──────── Working data

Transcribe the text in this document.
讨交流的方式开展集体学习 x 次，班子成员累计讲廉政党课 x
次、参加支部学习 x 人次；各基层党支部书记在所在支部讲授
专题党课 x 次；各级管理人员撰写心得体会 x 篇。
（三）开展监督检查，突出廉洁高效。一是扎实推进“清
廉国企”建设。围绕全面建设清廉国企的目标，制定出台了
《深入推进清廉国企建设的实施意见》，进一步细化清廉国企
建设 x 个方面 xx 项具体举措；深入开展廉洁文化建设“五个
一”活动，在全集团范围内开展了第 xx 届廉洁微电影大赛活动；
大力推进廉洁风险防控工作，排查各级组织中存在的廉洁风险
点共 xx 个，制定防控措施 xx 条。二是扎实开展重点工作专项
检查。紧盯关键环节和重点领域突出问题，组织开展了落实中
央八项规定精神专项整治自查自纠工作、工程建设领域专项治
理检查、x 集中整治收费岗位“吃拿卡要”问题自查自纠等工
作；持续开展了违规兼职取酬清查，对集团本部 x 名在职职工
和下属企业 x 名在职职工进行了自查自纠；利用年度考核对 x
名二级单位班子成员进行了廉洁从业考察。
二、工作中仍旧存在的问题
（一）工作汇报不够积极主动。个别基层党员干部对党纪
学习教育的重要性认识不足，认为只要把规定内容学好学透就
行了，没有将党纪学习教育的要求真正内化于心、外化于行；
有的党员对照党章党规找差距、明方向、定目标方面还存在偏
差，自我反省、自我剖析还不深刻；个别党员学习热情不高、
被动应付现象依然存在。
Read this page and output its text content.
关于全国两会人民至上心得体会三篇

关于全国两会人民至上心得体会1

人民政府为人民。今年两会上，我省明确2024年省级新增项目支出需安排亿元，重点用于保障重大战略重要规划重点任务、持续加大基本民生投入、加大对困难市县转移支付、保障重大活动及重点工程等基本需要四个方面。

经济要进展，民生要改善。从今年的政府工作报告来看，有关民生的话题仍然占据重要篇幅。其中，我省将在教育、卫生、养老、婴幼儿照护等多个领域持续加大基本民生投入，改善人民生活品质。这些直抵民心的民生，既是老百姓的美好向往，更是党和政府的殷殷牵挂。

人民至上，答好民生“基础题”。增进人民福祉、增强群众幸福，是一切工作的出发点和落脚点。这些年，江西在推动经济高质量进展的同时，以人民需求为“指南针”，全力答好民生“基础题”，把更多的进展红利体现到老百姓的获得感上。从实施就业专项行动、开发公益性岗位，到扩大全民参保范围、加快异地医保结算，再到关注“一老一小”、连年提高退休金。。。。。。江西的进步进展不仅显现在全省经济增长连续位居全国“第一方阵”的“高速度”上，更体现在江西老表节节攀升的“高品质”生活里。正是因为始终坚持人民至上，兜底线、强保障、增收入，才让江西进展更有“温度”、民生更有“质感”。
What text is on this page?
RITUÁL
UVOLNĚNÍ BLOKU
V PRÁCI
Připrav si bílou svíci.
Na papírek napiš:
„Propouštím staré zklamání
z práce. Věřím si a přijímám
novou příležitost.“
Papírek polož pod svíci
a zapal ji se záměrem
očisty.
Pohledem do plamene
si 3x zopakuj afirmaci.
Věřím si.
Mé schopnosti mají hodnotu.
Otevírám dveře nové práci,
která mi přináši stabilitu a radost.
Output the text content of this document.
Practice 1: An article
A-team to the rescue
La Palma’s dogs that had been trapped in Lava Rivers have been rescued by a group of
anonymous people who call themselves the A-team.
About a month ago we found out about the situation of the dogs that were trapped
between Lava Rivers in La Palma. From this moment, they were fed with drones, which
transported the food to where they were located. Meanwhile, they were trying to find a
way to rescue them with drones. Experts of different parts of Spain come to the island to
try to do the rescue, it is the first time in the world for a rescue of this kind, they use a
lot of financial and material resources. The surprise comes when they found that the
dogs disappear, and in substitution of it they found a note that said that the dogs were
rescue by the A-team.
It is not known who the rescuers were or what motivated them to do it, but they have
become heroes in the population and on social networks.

────────────────

» **Exercise prompt**: All of the entries must be quoted exactly; please include each one.

» **Result below**:
Transcribe the text in this document.
讨交流的方式开展集体学习 x 次，班子成员累计讲廉政党课 x
次、参加支部学习 x 人次；各基层党支部书记在所在支部讲授
专题党课 x 次；各级管理人员撰写心得体会 x 篇。
（三）开展监督检查，突出廉洁高效。一是扎实推进“清
廉国企”建设。围绕全面建设清廉国企的目标，制定出台了
《深入推进清廉国企建设的实施意见》，进一步细化清廉国企
建设 x 个方面 xx 项具体举措；深入开展廉洁文化建设“五个
一”活动，在全集团范围内开展了第 xx 届廉洁微电影大赛活动；
大力推进廉洁风险防控工作，排查各级组织中存在的廉洁风险
点共 xx 个，制定防控措施 xx 条。二是扎实开展重点工作专项
检查。紧盯关键环节和重点领域突出问题，组织开展了落实中
央八项规定精神专项整治自查自纠工作、工程建设领域专项治
理检查、x 集中整治收费岗位“吃拿卡要”问题自查自纠等工
作；持续开展了违规兼职取酬清查，对集团本部 x 名在职职工
和下属企业 x 名在职职工进行了自查自纠；利用年度考核对 x
名二级单位班子成员进行了廉洁从业考察。
二、工作中仍旧存在的问题
（一）工作汇报不够积极主动。个别基层党员干部对党纪
学习教育的重要性认识不足，认为只要把规定内容学好学透就
行了，没有将党纪学习教育的要求真正内化于心、外化于行；
有的党员对照党章党规找差距、明方向、定目标方面还存在偏
差，自我反省、自我剖析还不深刻；个别党员学习热情不高、
被动应付现象依然存在。
Read this page and output its text content.
关于全国两会人民至上心得体会三篇

关于全国两会人民至上心得体会1

人民政府为人民。今年两会上，我省明确2024年省级新增项目支出需安排亿元，重点用于保障重大战略重要规划重点任务、持续加大基本民生投入、加大对困难市县转移支付、保障重大活动及重点工程等基本需要四个方面。

经济要进展，民生要改善。从今年的政府工作报告来看，有关民生的话题仍然占据重要篇幅。其中，我省将在教育、卫生、养老、婴幼儿照护等多个领域持续加大基本民生投入，改善人民生活品质。这些直抵民心的民生，既是老百姓的美好向往，更是党和政府的殷殷牵挂。

人民至上，答好民生“基础题”。增进人民福祉、增强群众幸福，是一切工作的出发点和落脚点。这些年，江西在推动经济高质量进展的同时，以人民需求为“指南针”，全力答好民生“基础题”，把更多的进展红利体现到老百姓的获得感上。从实施就业专项行动、开发公益性岗位，到扩大全民参保范围、加快异地医保结算，再到关注“一老一小”、连年提高退休金。。。。。。江西的进步进展不仅显现在全省经济增长连续位居全国“第一方阵”的“高速度”上，更体现在江西老表节节攀升的“高品质”生活里。正是因为始终坚持人民至上，兜底线、强保障、增收入，才让江西进展更有“温度”、民生更有“质感”。
What text is on this page?
RITUÁL
UVOLNĚNÍ BLOKU
V PRÁCI
Připrav si bílou svíci.
Na papírek napiš:
„Propouštím staré zklamání
z práce. Věřím si a přijímám
novou příležitost.“
Papírek polož pod svíci
a zapal ji se záměrem
očisty.
Pohledem do plamene
si 3x zopakuj afirmaci.
Věřím si.
Mé schopnosti mají hodnotu.
Otevírám dveře nové práci,
která mi přináši stabilitu a radost.
Output the text content of this document.
Practice 1: An article
A-team to the rescue
La Palma’s dogs that had been trapped in Lava Rivers have been rescued by a group of
anonymous people who call themselves the A-team.
About a month ago we found out about the situation of the dogs that were trapped
between Lava Rivers in La Palma. From this moment, they were fed with drones, which
transported the food to where they were located. Meanwhile, they were trying to find a
way to rescue them with drones. Experts of different parts of Spain come to the island to
try to do the rescue, it is the first time in the world for a rescue of this kind, they use a
lot of financial and material resources. The surprise comes when they found that the
dogs disappear, and in substitution of it they found a note that said that the dogs were
rescue by the A-team.
It is not known who the rescuers were or what motivated them to do it, but they have
become heroes in the population and on social networks.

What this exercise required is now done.